Within the records below, find each line that holds the string "legal", then copy it.

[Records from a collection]
* Begin *
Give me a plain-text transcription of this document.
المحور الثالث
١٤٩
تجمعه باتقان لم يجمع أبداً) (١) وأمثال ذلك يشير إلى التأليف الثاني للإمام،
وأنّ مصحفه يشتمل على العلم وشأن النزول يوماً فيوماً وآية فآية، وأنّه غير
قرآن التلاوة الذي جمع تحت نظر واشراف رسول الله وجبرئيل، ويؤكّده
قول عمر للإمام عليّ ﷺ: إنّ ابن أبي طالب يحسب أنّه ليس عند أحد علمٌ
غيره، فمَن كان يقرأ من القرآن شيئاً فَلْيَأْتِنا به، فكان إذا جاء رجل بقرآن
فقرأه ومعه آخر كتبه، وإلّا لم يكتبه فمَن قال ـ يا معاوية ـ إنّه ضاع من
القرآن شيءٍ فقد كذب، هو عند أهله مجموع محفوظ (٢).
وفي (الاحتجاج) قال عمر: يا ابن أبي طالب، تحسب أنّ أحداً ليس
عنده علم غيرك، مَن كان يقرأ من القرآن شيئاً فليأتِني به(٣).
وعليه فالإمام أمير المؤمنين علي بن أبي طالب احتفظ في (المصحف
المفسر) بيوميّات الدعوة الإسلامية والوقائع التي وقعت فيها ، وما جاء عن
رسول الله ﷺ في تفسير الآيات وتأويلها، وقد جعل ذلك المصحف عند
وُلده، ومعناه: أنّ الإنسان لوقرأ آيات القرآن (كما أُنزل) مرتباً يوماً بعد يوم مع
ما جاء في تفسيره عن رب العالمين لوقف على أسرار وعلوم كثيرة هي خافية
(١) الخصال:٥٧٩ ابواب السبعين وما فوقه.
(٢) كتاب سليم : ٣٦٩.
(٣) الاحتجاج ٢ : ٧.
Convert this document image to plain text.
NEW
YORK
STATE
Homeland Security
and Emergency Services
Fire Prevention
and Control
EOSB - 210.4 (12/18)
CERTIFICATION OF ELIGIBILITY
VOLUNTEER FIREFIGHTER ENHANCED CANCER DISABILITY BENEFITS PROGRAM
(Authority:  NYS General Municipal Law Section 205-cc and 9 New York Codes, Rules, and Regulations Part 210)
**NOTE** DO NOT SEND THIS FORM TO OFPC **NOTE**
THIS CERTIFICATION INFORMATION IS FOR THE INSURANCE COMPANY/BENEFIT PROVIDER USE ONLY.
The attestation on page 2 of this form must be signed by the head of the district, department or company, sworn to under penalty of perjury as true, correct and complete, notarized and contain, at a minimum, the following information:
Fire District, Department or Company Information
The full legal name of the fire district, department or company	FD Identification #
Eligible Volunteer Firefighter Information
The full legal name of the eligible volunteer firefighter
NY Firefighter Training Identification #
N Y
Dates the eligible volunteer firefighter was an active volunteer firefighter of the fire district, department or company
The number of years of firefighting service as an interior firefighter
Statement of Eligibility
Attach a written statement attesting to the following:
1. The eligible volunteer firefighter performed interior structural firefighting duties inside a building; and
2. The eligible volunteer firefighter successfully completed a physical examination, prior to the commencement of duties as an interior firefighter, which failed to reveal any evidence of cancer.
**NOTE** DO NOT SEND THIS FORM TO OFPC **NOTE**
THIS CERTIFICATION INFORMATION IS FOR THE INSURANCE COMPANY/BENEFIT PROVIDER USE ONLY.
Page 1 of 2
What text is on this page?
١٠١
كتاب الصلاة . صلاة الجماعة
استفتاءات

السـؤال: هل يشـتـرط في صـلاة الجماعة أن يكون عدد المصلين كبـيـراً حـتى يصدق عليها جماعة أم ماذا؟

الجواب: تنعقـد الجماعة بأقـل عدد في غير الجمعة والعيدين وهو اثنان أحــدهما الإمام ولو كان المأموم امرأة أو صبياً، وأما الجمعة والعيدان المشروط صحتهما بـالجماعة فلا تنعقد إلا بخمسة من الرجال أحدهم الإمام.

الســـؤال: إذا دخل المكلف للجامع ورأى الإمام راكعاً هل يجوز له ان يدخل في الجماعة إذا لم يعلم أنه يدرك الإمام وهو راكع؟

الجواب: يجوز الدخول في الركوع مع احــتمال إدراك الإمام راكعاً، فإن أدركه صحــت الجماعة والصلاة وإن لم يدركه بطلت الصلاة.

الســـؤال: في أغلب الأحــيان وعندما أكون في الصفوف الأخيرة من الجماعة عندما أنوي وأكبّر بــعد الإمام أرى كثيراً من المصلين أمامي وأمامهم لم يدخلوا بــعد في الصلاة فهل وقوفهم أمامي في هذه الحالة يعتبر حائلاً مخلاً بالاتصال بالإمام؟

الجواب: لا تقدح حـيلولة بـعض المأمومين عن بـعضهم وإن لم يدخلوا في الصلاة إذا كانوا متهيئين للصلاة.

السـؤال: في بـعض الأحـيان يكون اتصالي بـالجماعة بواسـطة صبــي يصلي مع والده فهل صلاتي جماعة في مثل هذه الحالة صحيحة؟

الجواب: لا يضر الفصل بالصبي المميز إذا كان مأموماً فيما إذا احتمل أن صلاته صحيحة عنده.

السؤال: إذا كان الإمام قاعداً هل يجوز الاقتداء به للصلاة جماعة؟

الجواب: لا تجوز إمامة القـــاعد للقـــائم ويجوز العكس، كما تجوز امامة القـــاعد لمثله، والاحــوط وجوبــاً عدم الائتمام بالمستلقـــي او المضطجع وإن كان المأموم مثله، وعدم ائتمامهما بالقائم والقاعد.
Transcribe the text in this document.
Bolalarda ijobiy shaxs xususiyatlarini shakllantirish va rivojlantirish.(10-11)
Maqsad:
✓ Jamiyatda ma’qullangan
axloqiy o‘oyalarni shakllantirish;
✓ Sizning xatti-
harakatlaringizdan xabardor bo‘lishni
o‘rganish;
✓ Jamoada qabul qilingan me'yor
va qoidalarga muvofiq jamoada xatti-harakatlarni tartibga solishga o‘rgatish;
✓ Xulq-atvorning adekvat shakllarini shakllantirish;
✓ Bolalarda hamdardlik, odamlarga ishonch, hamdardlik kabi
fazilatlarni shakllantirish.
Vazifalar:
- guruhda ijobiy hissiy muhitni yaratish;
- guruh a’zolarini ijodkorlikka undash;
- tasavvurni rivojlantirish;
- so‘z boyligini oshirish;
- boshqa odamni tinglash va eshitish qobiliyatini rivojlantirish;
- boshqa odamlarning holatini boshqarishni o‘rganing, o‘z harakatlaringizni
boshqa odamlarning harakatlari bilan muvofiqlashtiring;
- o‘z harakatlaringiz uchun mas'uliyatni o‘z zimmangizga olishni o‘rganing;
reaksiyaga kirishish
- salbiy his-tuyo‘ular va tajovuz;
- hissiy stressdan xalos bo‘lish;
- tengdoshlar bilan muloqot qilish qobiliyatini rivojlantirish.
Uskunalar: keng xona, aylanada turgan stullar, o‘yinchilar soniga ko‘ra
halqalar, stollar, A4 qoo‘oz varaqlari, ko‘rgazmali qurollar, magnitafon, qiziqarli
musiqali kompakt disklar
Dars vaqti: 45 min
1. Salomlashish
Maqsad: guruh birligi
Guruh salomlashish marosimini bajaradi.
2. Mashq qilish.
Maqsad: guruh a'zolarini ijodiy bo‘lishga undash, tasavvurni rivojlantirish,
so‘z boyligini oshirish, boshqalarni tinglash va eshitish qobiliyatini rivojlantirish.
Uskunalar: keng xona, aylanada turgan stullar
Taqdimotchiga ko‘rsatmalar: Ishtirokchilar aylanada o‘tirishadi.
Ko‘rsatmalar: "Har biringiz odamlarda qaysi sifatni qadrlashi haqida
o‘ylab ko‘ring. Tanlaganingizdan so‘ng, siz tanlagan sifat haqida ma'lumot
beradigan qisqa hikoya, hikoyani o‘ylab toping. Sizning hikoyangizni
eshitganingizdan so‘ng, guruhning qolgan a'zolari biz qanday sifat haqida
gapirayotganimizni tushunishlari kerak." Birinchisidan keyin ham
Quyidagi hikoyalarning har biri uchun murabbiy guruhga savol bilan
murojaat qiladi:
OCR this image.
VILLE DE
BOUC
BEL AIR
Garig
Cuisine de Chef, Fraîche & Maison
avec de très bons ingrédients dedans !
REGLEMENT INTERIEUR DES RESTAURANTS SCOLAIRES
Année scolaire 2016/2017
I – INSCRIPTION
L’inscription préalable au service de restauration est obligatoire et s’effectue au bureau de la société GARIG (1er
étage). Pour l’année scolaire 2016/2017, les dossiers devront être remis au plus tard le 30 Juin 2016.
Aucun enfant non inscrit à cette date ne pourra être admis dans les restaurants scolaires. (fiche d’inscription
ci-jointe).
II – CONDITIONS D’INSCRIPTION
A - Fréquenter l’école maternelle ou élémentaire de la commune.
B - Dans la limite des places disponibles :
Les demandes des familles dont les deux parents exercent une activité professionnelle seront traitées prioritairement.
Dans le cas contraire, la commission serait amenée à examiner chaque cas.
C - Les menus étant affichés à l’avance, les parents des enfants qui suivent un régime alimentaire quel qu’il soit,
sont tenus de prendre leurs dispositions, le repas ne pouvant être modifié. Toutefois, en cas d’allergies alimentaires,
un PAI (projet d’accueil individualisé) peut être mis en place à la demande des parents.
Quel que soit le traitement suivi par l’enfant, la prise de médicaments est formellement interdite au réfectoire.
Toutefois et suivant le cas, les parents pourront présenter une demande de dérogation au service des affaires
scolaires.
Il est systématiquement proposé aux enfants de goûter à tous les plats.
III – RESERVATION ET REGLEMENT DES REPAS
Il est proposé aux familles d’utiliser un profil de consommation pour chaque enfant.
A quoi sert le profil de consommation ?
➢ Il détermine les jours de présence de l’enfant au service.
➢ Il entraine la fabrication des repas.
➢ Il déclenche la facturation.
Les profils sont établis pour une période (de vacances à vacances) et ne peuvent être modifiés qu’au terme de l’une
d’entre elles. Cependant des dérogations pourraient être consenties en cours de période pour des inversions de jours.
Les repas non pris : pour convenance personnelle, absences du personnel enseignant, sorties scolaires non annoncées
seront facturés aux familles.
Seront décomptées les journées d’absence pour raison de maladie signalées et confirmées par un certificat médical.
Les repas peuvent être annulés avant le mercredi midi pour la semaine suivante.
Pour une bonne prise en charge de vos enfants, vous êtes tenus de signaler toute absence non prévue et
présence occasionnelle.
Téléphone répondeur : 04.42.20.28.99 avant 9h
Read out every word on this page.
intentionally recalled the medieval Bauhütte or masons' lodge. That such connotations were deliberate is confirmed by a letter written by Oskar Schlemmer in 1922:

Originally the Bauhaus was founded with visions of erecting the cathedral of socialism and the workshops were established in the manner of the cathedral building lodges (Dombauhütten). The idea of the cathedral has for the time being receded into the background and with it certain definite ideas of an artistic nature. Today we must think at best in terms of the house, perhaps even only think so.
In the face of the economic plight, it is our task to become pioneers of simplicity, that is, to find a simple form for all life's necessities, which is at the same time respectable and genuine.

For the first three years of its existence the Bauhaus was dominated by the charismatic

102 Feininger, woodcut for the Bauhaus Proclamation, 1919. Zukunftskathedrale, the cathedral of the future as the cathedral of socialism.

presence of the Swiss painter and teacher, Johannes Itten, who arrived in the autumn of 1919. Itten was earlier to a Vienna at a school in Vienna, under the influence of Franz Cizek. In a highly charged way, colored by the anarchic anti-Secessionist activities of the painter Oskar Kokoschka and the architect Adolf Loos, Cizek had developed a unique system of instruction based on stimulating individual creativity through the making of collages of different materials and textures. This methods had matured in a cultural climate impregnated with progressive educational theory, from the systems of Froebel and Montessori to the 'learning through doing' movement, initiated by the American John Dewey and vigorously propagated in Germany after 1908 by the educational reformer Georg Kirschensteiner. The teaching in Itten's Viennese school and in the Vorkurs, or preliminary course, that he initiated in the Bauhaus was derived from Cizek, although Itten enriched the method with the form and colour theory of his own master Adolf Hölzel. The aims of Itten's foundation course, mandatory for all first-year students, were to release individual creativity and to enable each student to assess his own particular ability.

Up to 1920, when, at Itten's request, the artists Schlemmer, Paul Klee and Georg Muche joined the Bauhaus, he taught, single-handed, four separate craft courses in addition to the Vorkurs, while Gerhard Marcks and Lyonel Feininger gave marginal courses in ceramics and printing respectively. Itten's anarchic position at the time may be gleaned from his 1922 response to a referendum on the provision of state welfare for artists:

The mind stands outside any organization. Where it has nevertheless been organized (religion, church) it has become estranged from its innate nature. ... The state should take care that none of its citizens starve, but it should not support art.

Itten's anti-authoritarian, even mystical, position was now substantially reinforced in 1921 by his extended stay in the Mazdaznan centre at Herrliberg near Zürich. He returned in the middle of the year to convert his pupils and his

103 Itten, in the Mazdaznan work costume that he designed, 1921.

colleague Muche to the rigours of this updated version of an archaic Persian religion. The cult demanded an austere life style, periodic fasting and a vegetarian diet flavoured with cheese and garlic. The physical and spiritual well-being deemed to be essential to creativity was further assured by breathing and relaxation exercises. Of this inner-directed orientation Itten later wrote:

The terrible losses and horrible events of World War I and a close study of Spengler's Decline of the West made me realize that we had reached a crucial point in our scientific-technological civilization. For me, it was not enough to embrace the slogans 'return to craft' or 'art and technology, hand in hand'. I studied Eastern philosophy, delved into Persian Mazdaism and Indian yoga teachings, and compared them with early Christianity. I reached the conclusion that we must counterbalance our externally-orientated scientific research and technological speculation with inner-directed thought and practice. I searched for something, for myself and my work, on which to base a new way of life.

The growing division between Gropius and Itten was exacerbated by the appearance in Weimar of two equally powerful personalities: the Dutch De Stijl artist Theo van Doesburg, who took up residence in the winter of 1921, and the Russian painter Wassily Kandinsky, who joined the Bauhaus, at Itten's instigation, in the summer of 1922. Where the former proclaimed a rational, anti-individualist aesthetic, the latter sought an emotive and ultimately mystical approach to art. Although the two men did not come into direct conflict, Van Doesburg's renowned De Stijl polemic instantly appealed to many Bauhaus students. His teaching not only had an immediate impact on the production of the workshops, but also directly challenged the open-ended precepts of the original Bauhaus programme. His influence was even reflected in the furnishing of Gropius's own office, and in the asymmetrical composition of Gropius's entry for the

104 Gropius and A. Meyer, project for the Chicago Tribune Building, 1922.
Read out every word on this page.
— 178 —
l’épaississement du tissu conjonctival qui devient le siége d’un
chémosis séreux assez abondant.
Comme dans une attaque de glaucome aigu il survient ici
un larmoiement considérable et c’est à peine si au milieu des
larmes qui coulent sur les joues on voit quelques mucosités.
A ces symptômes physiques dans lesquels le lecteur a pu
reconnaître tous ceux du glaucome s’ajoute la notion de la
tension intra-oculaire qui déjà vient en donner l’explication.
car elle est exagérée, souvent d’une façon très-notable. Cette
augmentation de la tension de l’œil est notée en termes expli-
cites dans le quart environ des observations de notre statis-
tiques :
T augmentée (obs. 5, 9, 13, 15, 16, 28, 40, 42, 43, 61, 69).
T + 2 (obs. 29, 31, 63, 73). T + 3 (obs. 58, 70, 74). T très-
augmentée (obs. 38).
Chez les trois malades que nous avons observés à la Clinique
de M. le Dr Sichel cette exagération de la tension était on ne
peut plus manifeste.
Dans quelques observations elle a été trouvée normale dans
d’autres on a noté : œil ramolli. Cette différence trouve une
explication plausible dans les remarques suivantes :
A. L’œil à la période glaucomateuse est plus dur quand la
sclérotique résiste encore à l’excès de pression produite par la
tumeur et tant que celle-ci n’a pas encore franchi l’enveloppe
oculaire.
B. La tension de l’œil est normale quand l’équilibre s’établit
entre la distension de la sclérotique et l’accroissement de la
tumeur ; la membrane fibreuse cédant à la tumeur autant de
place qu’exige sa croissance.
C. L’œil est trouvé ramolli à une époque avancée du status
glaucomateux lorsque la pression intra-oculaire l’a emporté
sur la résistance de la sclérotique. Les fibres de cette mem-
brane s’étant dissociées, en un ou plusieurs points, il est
* End *
→ **Correct response**:
The full legal name of the fire district, department or company	FD Identification #
The full legal name of the eligible volunteer firefighter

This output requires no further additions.